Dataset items
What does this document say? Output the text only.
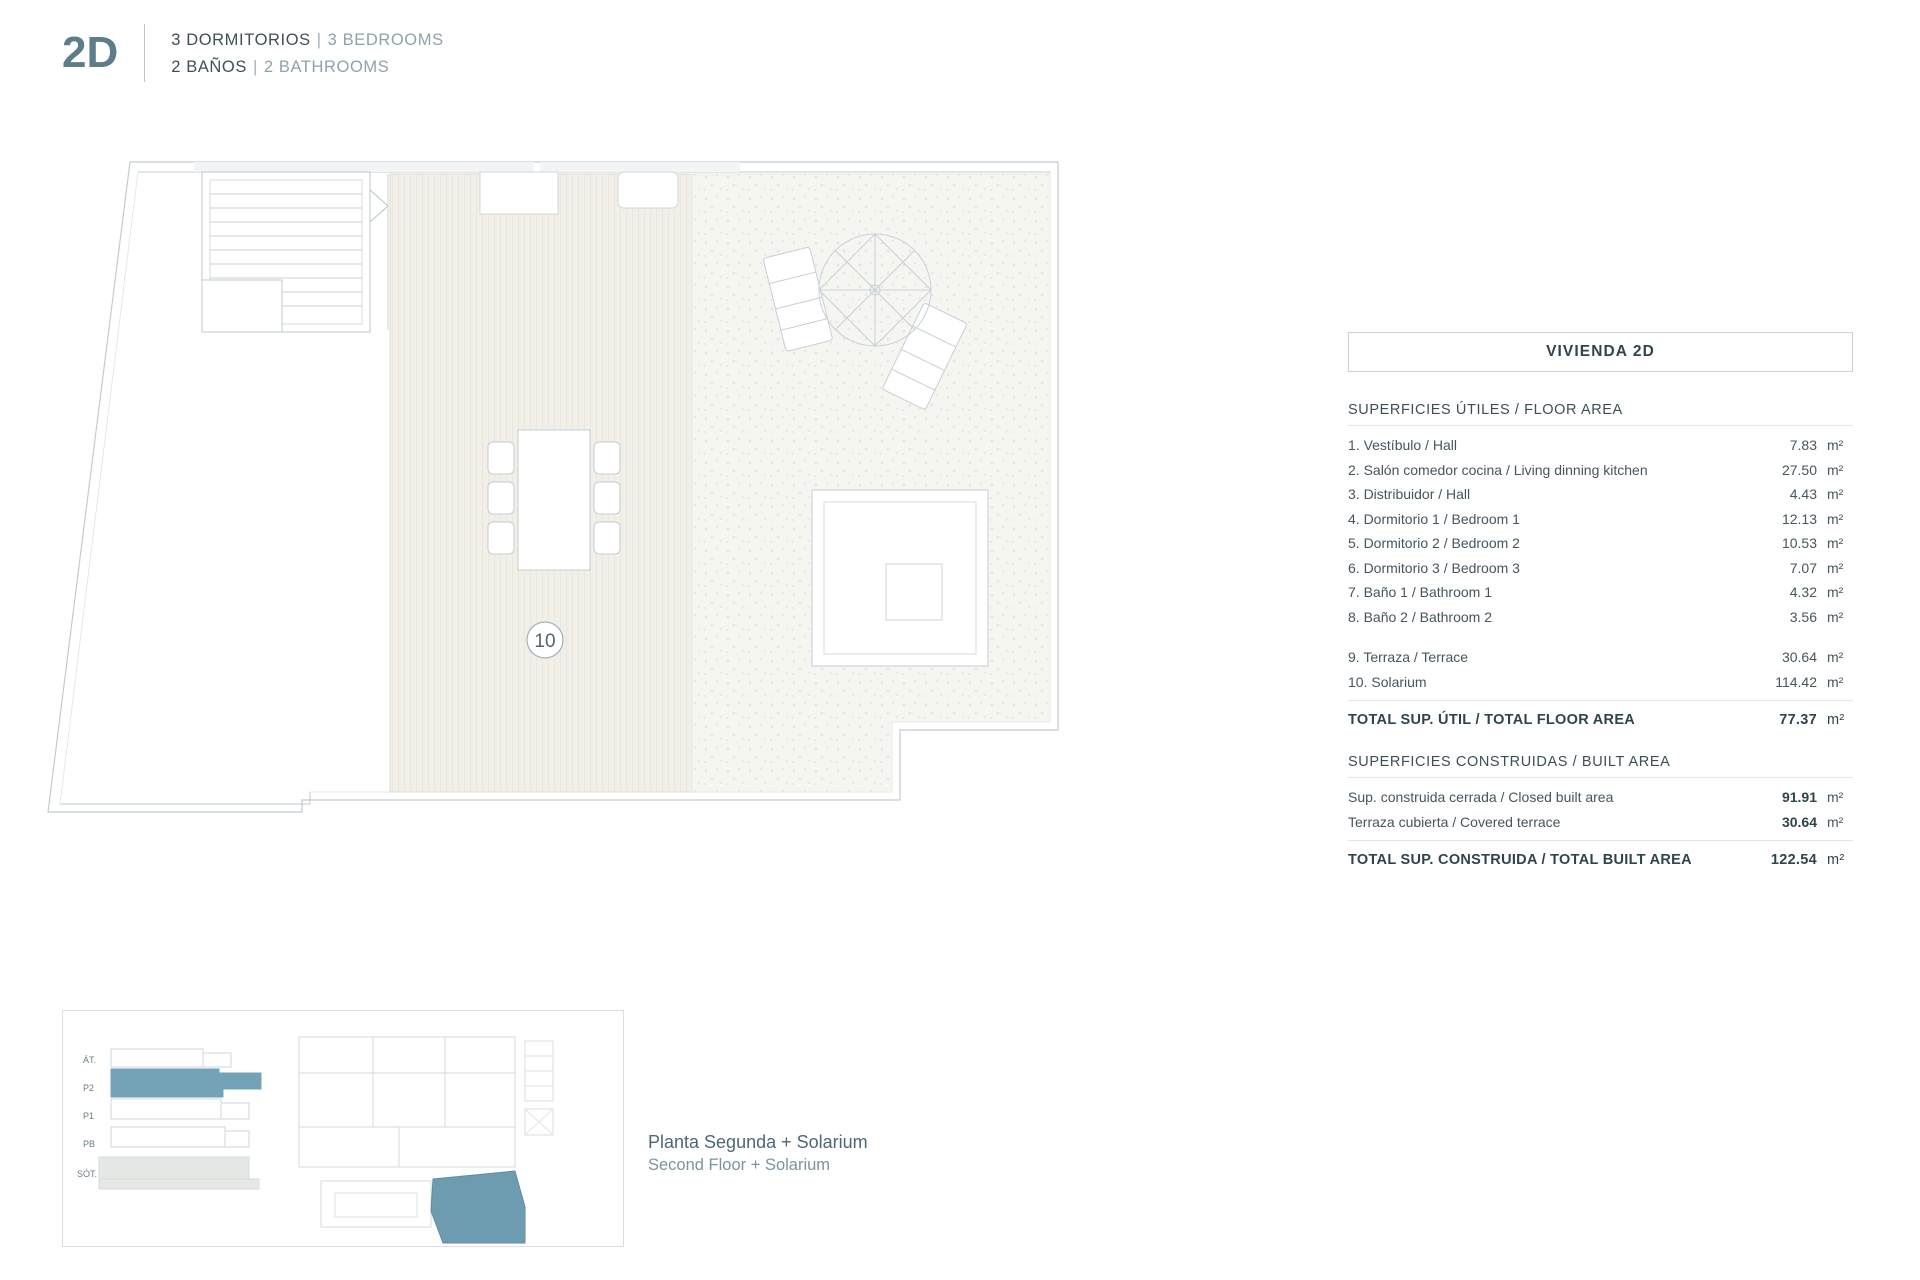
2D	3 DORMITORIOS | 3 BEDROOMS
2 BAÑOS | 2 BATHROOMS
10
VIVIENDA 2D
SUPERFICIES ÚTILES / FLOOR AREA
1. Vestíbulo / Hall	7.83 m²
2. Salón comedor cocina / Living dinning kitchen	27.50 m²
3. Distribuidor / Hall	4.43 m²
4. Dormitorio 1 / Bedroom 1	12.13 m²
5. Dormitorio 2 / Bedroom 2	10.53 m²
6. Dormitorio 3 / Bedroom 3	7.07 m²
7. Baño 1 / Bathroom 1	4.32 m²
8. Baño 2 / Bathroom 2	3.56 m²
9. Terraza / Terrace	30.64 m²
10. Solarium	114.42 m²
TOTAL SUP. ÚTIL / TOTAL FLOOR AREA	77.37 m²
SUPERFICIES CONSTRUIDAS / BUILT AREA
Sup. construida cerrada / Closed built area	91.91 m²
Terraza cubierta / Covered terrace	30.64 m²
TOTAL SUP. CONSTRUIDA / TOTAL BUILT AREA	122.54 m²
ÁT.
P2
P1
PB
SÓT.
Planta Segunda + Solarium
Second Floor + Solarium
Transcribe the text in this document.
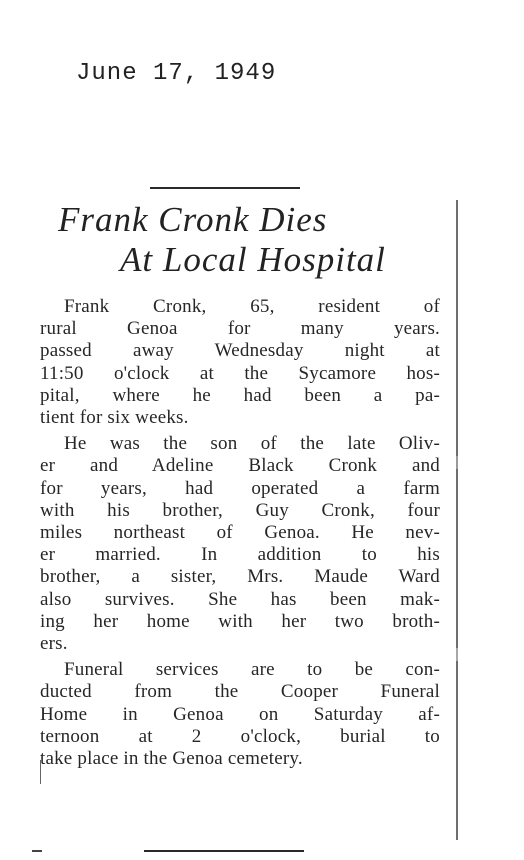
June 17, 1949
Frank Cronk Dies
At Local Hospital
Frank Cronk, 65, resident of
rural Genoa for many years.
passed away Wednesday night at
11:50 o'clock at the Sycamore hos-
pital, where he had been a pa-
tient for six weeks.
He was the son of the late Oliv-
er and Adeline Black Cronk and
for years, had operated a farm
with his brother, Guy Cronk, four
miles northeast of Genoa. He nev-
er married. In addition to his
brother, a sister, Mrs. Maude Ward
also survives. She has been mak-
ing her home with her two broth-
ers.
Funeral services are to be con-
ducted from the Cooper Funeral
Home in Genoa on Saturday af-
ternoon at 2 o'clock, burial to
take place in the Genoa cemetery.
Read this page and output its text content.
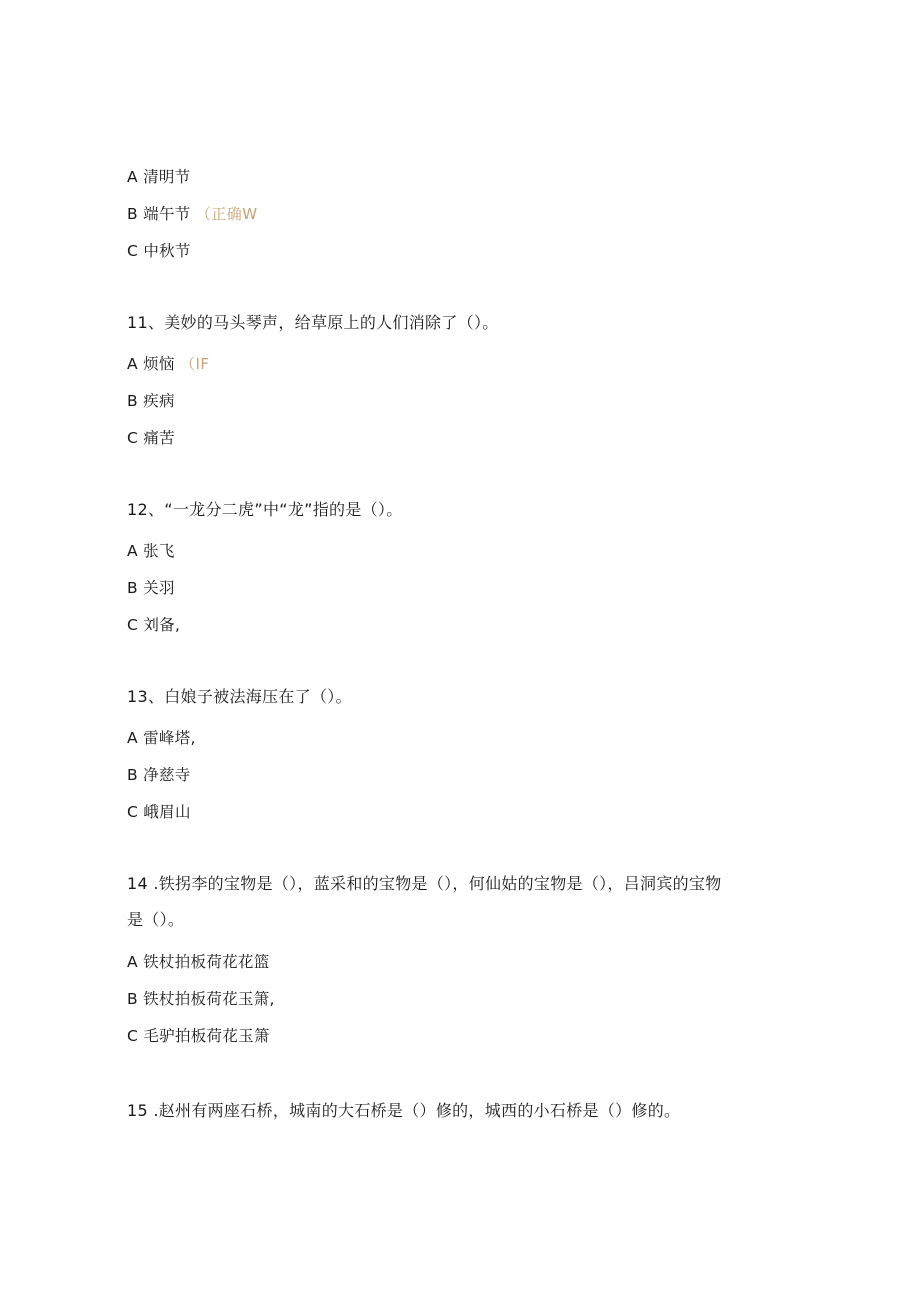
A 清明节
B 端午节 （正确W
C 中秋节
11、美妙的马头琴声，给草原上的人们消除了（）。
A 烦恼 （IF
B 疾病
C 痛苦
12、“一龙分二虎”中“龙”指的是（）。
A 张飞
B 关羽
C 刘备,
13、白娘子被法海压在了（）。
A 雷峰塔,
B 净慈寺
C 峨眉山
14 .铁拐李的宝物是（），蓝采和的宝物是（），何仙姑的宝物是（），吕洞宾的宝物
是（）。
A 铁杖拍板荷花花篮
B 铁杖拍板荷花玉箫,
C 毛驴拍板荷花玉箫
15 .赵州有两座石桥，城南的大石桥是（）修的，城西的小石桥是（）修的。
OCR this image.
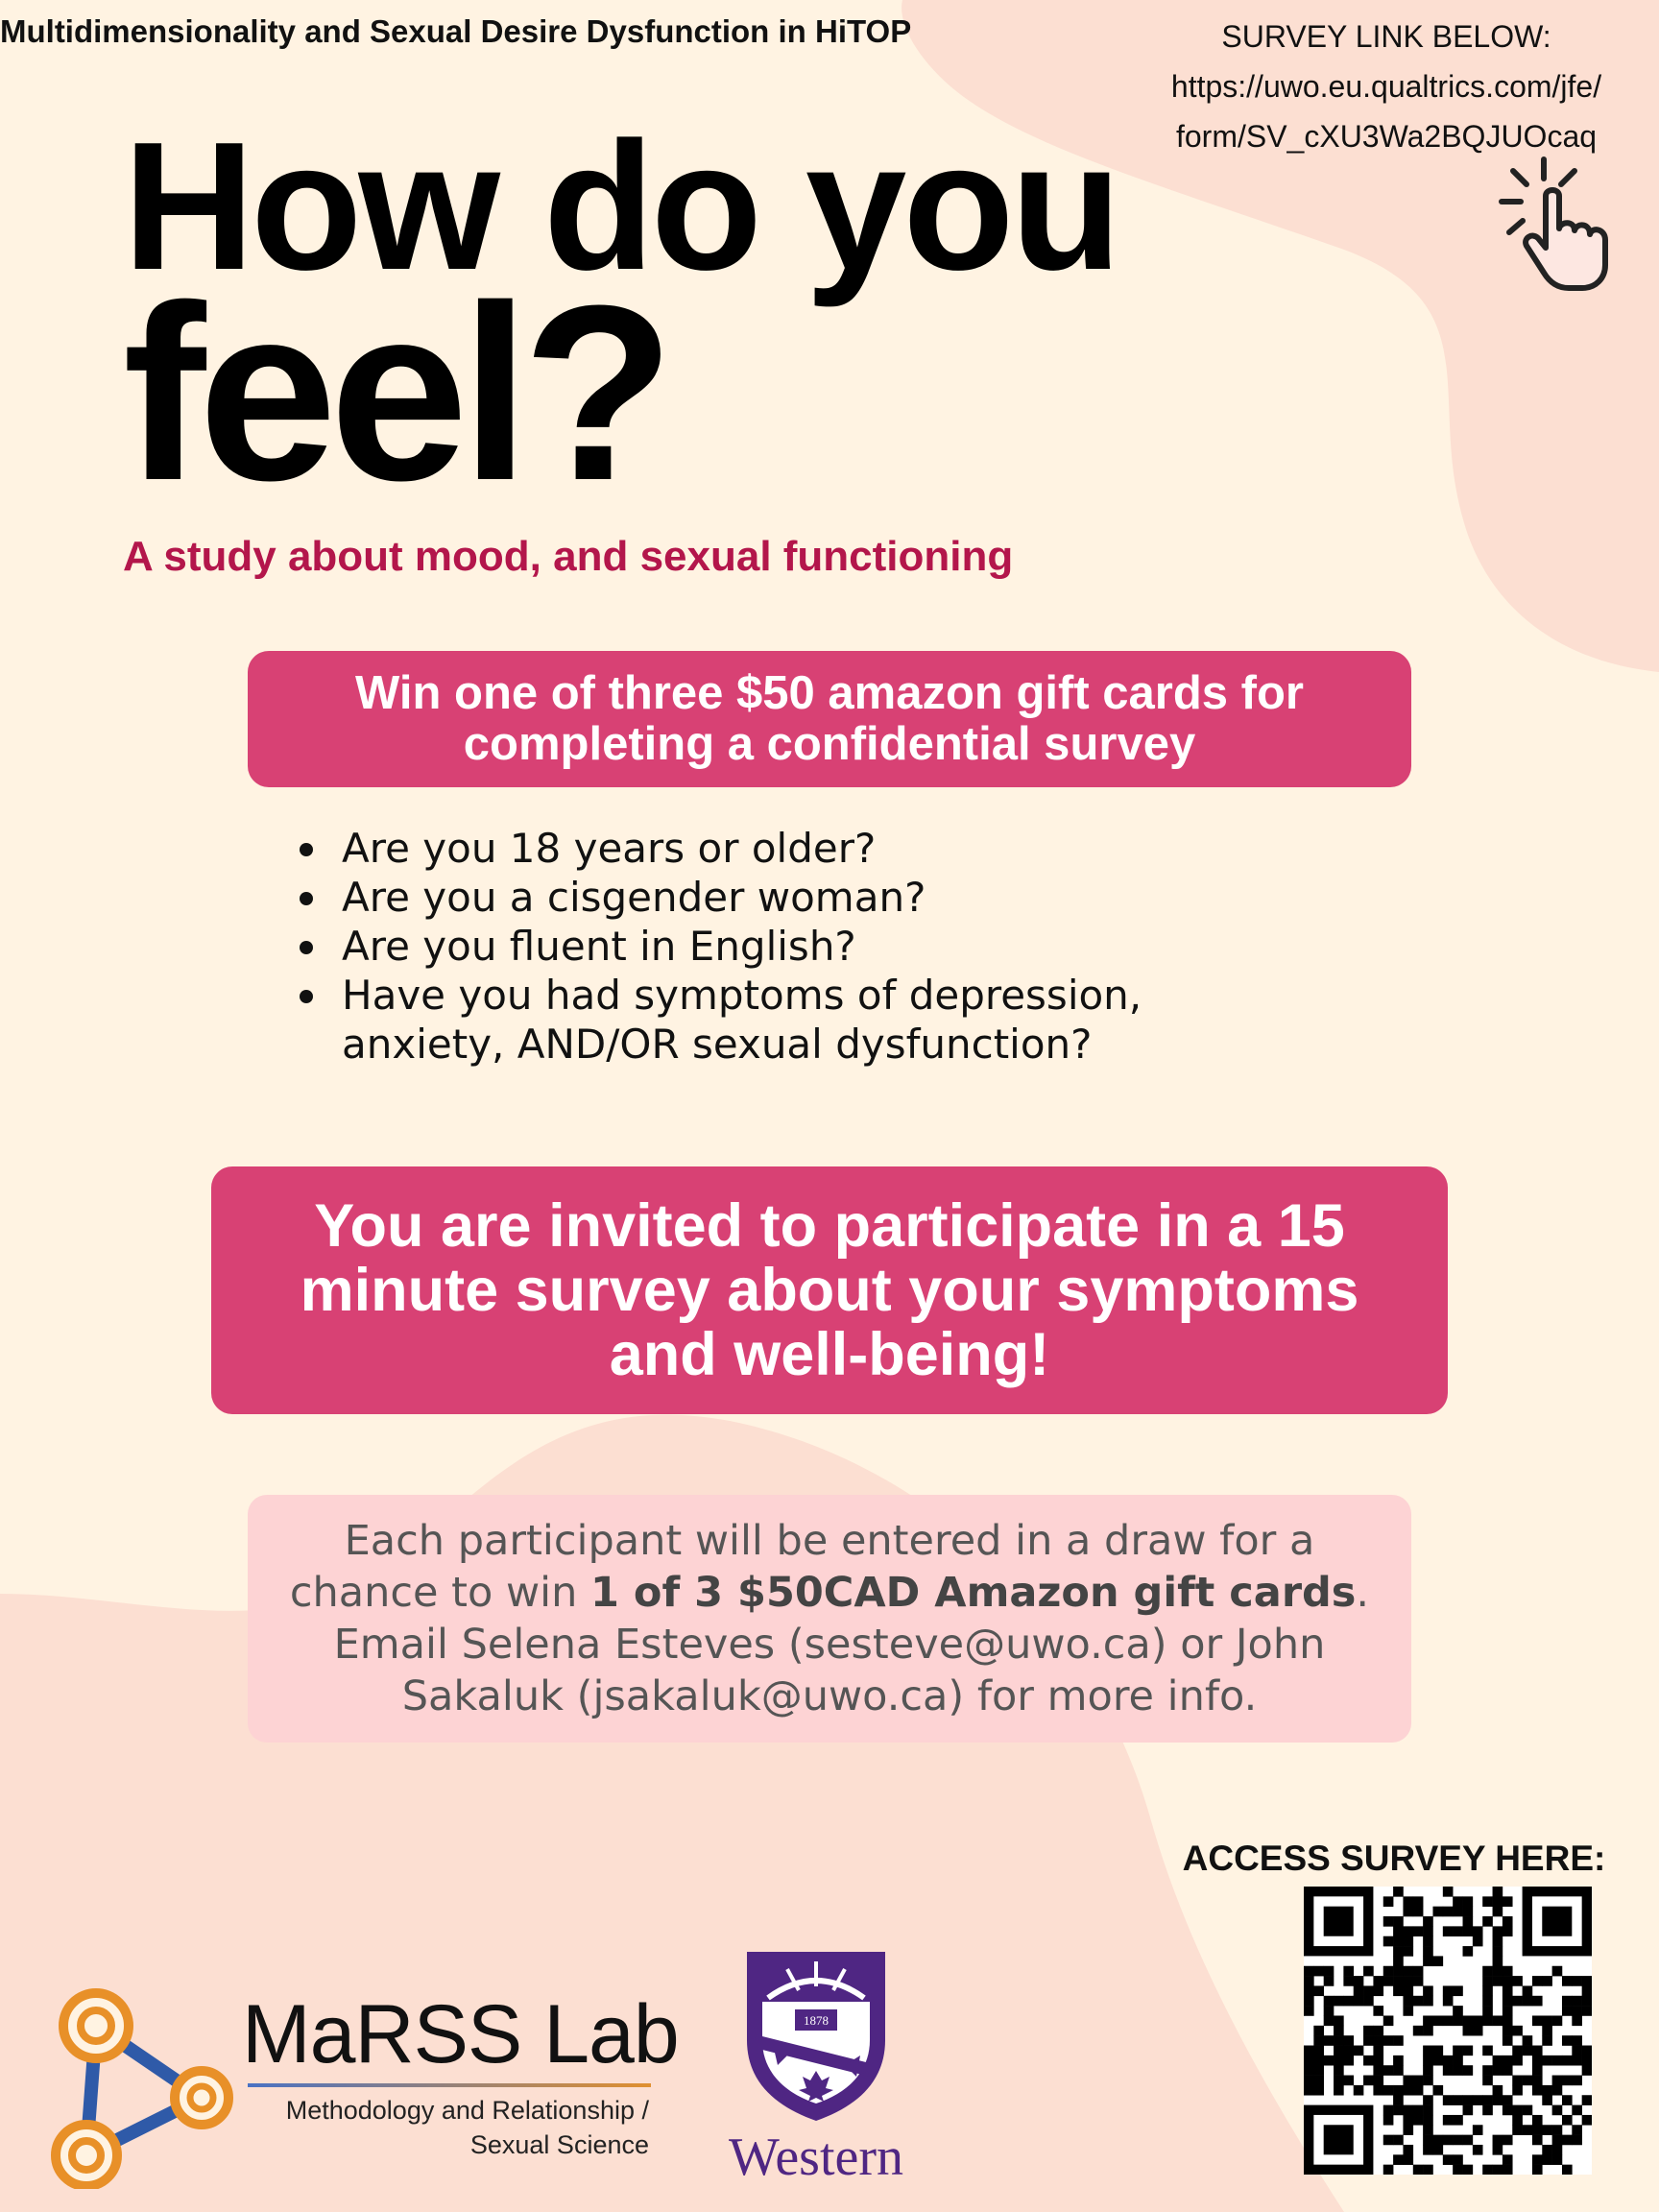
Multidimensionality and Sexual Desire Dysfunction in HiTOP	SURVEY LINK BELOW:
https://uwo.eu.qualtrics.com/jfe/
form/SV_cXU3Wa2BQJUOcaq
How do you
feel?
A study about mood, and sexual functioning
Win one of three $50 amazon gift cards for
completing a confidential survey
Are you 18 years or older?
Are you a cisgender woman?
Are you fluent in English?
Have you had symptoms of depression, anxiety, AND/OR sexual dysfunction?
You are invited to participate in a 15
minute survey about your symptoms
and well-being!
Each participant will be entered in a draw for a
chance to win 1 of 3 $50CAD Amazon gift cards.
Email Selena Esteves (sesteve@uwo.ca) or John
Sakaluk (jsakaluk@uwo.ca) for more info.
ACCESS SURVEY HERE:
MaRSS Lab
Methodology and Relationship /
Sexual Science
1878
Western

● **Aim of the exercise**
Set down the records in full and exactly. Do not carry over any image.

● **Response for this exercise**
What does this document say? Output the text only.
2D	3 DORMITORIOS | 3 BEDROOMS
2 BAÑOS | 2 BATHROOMS
10
VIVIENDA 2D
SUPERFICIES ÚTILES / FLOOR AREA
1. Vestíbulo / Hall	7.83 m²
2. Salón comedor cocina / Living dinning kitchen	27.50 m²
3. Distribuidor / Hall	4.43 m²
4. Dormitorio 1 / Bedroom 1	12.13 m²
5. Dormitorio 2 / Bedroom 2	10.53 m²
6. Dormitorio 3 / Bedroom 3	7.07 m²
7. Baño 1 / Bathroom 1	4.32 m²
8. Baño 2 / Bathroom 2	3.56 m²
9. Terraza / Terrace	30.64 m²
10. Solarium	114.42 m²
TOTAL SUP. ÚTIL / TOTAL FLOOR AREA	77.37 m²
SUPERFICIES CONSTRUIDAS / BUILT AREA
Sup. construida cerrada / Closed built area	91.91 m²
Terraza cubierta / Covered terrace	30.64 m²
TOTAL SUP. CONSTRUIDA / TOTAL BUILT AREA	122.54 m²
ÁT.
P2
P1
PB
SÓT.
Planta Segunda + Solarium
Second Floor + Solarium
Transcribe the text in this document.
June 17, 1949
Frank Cronk Dies
At Local Hospital
Frank Cronk, 65, resident of
rural Genoa for many years.
passed away Wednesday night at
11:50 o'clock at the Sycamore hos-
pital, where he had been a pa-
tient for six weeks.
He was the son of the late Oliv-
er and Adeline Black Cronk and
for years, had operated a farm
with his brother, Guy Cronk, four
miles northeast of Genoa. He nev-
er married. In addition to his
brother, a sister, Mrs. Maude Ward
also survives. She has been mak-
ing her home with her two broth-
ers.
Funeral services are to be con-
ducted from the Cooper Funeral
Home in Genoa on Saturday af-
ternoon at 2 o'clock, burial to
take place in the Genoa cemetery.
Read this page and output its text content.
A 清明节
B 端午节 （正确W
C 中秋节
11、美妙的马头琴声，给草原上的人们消除了（）。
A 烦恼 （IF
B 疾病
C 痛苦
12、“一龙分二虎”中“龙”指的是（）。
A 张飞
B 关羽
C 刘备,
13、白娘子被法海压在了（）。
A 雷峰塔,
B 净慈寺
C 峨眉山
14 .铁拐李的宝物是（），蓝采和的宝物是（），何仙姑的宝物是（），吕洞宾的宝物
是（）。
A 铁杖拍板荷花花篮
B 铁杖拍板荷花玉箫,
C 毛驴拍板荷花玉箫
15 .赵州有两座石桥，城南的大石桥是（）修的，城西的小石桥是（）修的。
OCR this image.
Multidimensionality and Sexual Desire Dysfunction in HiTOP	SURVEY LINK BELOW:
https://uwo.eu.qualtrics.com/jfe/
form/SV_cXU3Wa2BQJUOcaq
How do you
feel?
A study about mood, and sexual functioning
Win one of three $50 amazon gift cards for
completing a confidential survey
Are you 18 years or older?
Are you a cisgender woman?
Are you fluent in English?
Have you had symptoms of depression, anxiety, AND/OR sexual dysfunction?
You are invited to participate in a 15
minute survey about your symptoms
and well-being!
Each participant will be entered in a draw for a
chance to win 1 of 3 $50CAD Amazon gift cards.
Email Selena Esteves (sesteve@uwo.ca) or John
Sakaluk (jsakaluk@uwo.ca) for more info.
ACCESS SURVEY HERE:
MaRSS Lab
Methodology and Relationship /
Sexual Science
1878
Western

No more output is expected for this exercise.